*Work to do*:
Filter the data below for the string "seutukunta" and copy each matching line.

★ ★ ★ ★ ★

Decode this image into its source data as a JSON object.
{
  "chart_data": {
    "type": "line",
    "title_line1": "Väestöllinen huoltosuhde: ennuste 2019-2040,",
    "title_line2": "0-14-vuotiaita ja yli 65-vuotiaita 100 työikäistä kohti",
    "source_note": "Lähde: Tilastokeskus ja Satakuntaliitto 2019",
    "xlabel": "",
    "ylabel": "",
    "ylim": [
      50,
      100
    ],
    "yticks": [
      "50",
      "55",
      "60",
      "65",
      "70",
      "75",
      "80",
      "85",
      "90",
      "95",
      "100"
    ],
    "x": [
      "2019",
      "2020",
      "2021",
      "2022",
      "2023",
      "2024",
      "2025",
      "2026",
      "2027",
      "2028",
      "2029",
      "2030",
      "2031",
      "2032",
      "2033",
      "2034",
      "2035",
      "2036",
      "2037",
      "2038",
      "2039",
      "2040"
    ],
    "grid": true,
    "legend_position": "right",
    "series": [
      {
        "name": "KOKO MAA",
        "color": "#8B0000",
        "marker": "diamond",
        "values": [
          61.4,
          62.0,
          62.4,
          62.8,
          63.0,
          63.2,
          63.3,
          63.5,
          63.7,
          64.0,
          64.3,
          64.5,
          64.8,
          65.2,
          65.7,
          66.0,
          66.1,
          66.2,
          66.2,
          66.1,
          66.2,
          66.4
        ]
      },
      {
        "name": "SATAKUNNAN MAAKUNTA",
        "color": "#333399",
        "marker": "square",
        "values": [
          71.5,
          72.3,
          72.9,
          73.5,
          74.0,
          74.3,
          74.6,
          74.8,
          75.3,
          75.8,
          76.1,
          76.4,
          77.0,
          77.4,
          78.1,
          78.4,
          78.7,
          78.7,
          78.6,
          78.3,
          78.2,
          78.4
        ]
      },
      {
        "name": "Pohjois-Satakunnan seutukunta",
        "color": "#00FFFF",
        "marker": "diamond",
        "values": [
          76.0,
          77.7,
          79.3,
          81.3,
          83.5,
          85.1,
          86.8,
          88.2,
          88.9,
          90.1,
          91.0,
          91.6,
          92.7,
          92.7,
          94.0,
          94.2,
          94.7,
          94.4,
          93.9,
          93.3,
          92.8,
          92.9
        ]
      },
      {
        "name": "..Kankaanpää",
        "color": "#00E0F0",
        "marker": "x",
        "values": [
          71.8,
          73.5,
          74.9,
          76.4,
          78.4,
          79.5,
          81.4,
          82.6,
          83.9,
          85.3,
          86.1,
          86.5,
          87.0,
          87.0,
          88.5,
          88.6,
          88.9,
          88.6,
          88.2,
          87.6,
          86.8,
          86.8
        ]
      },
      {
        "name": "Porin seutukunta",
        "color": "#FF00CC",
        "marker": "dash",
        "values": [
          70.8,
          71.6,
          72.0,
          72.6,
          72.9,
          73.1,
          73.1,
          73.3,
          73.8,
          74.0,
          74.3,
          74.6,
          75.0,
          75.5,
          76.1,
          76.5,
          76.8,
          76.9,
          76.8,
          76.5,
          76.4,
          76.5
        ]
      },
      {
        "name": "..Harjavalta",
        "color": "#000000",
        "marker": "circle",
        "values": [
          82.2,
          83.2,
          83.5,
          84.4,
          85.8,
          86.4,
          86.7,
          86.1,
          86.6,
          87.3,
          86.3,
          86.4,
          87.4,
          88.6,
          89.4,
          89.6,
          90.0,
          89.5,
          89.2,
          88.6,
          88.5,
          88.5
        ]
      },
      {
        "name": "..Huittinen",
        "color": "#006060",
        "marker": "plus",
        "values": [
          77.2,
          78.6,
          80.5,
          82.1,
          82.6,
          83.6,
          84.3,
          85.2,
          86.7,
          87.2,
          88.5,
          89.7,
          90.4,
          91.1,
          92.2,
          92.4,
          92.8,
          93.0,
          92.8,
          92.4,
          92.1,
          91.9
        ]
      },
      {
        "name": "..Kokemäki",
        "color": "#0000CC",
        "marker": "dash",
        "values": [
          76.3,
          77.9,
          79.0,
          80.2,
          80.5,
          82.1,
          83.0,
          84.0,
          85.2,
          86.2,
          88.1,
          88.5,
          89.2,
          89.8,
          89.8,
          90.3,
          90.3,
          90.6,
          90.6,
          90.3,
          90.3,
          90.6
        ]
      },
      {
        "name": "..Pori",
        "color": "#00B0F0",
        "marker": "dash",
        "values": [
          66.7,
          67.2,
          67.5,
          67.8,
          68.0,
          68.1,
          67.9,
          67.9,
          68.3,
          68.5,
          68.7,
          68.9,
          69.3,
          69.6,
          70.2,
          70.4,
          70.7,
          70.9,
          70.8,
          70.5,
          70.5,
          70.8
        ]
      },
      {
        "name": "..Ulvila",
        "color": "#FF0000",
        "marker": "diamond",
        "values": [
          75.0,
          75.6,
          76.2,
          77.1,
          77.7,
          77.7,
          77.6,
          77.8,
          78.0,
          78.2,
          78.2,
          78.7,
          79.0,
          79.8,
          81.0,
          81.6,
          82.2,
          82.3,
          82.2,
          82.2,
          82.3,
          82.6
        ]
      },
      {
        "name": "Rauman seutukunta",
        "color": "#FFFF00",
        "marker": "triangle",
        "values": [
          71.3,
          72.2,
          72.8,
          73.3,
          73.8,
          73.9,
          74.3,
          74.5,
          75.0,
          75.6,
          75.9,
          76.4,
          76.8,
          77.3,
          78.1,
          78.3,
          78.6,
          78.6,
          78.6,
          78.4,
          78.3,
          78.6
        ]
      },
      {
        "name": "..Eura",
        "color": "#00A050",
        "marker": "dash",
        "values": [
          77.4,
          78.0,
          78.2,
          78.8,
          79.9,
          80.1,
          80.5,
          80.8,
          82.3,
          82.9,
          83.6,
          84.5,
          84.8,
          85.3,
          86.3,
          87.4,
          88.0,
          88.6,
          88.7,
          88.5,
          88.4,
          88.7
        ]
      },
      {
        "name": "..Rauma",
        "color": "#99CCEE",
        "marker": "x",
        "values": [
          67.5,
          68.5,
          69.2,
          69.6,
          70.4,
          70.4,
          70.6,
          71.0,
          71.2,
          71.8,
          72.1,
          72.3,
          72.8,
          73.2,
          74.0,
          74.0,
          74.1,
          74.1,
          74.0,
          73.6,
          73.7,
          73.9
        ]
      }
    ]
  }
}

★ ★ ★ ★ ★

*Result*:
        "name": "Pohjois-Satakunnan seutukunta",
        "name": "Porin seutukunta",
        "name": "Rauman seutukunta",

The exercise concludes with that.